## [Written task]
Print all entries precisely as they are written.

[Start of Exercise materials]

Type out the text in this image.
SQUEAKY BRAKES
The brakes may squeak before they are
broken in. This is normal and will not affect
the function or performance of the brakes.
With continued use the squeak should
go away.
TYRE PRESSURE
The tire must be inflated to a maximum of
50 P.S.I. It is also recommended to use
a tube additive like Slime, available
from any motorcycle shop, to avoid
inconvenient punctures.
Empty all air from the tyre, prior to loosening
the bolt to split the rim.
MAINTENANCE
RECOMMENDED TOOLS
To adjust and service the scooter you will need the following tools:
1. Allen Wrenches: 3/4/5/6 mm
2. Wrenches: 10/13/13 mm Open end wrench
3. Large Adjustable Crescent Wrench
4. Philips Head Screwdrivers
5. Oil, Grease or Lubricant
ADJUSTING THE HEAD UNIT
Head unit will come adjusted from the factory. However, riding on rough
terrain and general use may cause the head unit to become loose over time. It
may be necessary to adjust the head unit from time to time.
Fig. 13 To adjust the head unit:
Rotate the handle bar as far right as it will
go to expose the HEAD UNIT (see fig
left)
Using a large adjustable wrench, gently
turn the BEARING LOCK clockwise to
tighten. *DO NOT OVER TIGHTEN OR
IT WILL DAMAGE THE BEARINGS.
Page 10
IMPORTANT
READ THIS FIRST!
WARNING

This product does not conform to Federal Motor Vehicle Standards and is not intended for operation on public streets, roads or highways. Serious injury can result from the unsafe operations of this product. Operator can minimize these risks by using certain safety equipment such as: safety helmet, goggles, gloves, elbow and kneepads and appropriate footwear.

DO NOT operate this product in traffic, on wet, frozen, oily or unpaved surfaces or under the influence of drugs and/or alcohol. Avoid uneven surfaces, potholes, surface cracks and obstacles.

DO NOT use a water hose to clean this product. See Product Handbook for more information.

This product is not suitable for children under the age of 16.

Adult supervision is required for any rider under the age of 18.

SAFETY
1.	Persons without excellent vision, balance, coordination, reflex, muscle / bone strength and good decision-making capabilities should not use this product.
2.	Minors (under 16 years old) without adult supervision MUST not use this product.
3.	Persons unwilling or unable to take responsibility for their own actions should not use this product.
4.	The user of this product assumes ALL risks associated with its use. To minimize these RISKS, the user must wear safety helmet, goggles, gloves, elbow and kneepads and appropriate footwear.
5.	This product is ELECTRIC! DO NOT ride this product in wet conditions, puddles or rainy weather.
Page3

[End of Exercise materials]

## [Written response]
Type out the text in this image.
SQUEAKY BRAKES
The brakes may squeak before they are
broken in. This is normal and will not affect
the function or performance of the brakes.
With continued use the squeak should
go away.
TYRE PRESSURE
The tire must be inflated to a maximum of
50 P.S.I. It is also recommended to use
a tube additive like Slime, available
from any motorcycle shop, to avoid
inconvenient punctures.
Empty all air from the tyre, prior to loosening
the bolt to split the rim.
MAINTENANCE
RECOMMENDED TOOLS
To adjust and service the scooter you will need the following tools:
1. Allen Wrenches: 3/4/5/6 mm
2. Wrenches: 10/13/13 mm Open end wrench
3. Large Adjustable Crescent Wrench
4. Philips Head Screwdrivers
5. Oil, Grease or Lubricant
ADJUSTING THE HEAD UNIT
Head unit will come adjusted from the factory. However, riding on rough
terrain and general use may cause the head unit to become loose over time. It
may be necessary to adjust the head unit from time to time.
Fig. 13 To adjust the head unit:
Rotate the handle bar as far right as it will
go to expose the HEAD UNIT (see fig
left)
Using a large adjustable wrench, gently
turn the BEARING LOCK clockwise to
tighten. *DO NOT OVER TIGHTEN OR
IT WILL DAMAGE THE BEARINGS.
Page 10
IMPORTANT
READ THIS FIRST!
WARNING

This product does not conform to Federal Motor Vehicle Standards and is not intended for operation on public streets, roads or highways. Serious injury can result from the unsafe operations of this product. Operator can minimize these risks by using certain safety equipment such as: safety helmet, goggles, gloves, elbow and kneepads and appropriate footwear.

DO NOT operate this product in traffic, on wet, frozen, oily or unpaved surfaces or under the influence of drugs and/or alcohol. Avoid uneven surfaces, potholes, surface cracks and obstacles.

DO NOT use a water hose to clean this product. See Product Handbook for more information.

This product is not suitable for children under the age of 16.

Adult supervision is required for any rider under the age of 18.

SAFETY
1.	Persons without excellent vision, balance, coordination, reflex, muscle / bone strength and good decision-making capabilities should not use this product.
2.	Minors (under 16 years old) without adult supervision MUST not use this product.
3.	Persons unwilling or unable to take responsibility for their own actions should not use this product.
4.	The user of this product assumes ALL risks associated with its use. To minimize these RISKS, the user must wear safety helmet, goggles, gloves, elbow and kneepads and appropriate footwear.
5.	This product is ELECTRIC! DO NOT ride this product in wet conditions, puddles or rainy weather.
Page3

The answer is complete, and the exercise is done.